**PROBLEM DESCRIPTION**
Identify and reproduce every line holding the string "rise".

**RECORDS SUPPLIED**
★ ★ ★ ★

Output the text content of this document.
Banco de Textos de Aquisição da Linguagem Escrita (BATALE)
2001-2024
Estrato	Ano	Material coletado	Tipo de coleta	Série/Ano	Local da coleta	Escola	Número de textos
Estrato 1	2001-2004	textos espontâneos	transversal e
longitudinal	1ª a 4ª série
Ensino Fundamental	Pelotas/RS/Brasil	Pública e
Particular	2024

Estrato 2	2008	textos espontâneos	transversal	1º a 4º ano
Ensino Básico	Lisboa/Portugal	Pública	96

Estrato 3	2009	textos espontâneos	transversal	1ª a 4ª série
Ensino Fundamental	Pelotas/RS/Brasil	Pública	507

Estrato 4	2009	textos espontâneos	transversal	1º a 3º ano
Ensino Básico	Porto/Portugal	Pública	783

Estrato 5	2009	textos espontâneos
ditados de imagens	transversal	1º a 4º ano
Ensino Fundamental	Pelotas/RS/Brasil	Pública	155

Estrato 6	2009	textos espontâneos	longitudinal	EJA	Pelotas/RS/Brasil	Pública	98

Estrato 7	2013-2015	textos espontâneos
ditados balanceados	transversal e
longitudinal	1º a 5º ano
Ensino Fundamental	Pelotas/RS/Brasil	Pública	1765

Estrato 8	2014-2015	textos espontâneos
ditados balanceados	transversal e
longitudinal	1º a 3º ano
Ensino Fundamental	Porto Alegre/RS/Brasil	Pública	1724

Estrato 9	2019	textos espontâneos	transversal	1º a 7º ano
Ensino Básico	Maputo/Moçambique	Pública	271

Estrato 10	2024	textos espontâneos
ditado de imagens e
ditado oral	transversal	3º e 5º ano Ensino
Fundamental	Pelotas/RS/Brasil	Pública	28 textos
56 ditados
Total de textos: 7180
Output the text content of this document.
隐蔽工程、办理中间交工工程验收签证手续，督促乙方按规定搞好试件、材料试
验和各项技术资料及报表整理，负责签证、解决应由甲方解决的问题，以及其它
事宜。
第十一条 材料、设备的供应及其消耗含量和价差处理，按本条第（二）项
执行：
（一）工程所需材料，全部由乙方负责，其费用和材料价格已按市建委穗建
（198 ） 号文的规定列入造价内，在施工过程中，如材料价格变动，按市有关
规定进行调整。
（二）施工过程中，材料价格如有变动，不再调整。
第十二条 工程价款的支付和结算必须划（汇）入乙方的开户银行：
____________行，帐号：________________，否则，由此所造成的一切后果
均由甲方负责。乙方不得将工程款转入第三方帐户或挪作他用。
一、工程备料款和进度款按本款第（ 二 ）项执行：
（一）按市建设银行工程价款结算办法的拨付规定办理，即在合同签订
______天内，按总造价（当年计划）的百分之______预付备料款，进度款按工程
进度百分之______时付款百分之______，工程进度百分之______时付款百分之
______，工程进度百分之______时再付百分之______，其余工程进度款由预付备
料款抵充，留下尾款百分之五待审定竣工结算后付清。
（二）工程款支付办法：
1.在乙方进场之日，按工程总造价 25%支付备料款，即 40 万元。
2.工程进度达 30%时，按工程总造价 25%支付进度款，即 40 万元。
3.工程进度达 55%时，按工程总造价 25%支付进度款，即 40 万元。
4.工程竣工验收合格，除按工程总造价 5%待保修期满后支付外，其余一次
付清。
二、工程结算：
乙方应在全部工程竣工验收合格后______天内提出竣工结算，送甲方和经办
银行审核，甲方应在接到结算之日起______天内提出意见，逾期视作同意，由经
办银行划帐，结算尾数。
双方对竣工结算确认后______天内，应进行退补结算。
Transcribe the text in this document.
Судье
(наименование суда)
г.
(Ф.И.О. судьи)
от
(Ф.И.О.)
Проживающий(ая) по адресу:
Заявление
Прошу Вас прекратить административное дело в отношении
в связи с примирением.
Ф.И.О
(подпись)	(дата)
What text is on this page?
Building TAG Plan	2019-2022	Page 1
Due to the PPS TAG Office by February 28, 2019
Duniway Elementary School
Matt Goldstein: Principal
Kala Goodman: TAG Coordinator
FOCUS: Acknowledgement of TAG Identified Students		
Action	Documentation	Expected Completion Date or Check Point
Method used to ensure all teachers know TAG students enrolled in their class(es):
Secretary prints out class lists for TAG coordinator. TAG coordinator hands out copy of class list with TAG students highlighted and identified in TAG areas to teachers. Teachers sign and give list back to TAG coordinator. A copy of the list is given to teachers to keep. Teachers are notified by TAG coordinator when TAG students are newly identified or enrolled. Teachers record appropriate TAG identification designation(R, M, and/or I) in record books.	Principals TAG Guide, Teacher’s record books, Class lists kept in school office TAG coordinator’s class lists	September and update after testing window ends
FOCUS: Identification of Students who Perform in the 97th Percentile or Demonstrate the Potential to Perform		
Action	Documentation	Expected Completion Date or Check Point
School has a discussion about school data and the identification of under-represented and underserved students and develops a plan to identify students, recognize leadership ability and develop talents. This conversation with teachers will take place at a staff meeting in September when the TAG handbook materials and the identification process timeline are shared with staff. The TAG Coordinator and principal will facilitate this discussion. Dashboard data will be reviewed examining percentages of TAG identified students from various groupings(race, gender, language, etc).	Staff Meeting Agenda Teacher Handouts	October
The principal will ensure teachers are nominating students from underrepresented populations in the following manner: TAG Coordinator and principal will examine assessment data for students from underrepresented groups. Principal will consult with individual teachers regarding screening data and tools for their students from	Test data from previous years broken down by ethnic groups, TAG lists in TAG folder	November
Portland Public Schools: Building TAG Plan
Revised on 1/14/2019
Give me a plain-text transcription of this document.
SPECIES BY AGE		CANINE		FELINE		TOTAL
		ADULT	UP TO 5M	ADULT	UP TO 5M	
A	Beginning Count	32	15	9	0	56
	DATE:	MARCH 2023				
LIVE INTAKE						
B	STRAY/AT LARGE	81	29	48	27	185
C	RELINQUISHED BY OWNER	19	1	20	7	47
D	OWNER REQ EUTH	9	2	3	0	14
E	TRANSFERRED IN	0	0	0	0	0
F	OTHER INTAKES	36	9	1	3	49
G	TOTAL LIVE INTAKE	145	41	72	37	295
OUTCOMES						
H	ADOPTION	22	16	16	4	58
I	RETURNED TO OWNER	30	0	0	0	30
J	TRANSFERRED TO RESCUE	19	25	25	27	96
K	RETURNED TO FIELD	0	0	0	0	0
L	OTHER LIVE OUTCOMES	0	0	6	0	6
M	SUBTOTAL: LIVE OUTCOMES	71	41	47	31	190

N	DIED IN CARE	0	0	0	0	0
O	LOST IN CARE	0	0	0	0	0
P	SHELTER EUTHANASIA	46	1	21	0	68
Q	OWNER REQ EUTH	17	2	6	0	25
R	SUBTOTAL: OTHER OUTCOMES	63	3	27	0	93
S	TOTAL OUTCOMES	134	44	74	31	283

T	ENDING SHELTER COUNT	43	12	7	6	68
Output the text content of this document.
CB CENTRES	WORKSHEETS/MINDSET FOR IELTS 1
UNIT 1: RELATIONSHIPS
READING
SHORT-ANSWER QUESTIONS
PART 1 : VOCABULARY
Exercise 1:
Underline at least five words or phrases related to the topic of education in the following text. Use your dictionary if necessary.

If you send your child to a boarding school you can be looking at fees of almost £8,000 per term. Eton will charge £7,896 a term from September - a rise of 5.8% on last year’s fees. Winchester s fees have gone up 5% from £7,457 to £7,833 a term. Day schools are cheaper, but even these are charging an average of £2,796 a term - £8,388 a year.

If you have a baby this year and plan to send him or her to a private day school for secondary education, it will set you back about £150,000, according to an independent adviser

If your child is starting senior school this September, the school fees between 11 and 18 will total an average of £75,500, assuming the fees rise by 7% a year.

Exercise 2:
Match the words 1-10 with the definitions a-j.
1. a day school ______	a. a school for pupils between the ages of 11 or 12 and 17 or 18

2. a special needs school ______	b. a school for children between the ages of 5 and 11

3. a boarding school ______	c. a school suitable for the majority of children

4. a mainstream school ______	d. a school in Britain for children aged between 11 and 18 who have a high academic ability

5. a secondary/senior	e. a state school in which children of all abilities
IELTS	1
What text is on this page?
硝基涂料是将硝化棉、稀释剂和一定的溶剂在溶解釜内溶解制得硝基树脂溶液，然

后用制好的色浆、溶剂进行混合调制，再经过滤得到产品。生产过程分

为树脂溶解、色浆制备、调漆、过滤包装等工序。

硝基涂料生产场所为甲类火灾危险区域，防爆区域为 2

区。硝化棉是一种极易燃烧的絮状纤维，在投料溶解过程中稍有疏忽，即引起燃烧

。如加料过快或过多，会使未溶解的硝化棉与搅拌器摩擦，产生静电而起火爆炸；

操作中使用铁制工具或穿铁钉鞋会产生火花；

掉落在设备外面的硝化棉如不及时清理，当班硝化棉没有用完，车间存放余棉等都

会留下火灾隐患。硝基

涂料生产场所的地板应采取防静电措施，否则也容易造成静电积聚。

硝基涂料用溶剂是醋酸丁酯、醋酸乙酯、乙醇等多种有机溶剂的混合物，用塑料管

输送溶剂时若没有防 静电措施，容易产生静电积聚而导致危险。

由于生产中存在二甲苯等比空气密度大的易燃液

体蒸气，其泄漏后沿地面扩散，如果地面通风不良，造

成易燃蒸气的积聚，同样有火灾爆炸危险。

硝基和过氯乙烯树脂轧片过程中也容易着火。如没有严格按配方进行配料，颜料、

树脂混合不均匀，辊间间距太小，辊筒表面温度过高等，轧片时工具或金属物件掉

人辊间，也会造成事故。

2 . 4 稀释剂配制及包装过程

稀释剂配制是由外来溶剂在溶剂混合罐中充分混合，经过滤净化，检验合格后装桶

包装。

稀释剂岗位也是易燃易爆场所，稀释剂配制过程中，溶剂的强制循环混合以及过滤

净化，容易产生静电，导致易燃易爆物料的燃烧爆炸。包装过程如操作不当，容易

★ ★ ★ ★

**OUTPUT OF THE EXERCISE**
If you send your child to a boarding school you can be looking at fees of almost £8,000 per term. Eton will charge £7,896 a term from September - a rise of 5.8% on last year’s fees. Winchester s fees have gone up 5% from £7,457 to £7,833 a term. Day schools are cheaper, but even these are charging an average of £2,796 a term - £8,388 a year.
If your child is starting senior school this September, the school fees between 11 and 18 will total an average of £75,500, assuming the fees rise by 7% a year.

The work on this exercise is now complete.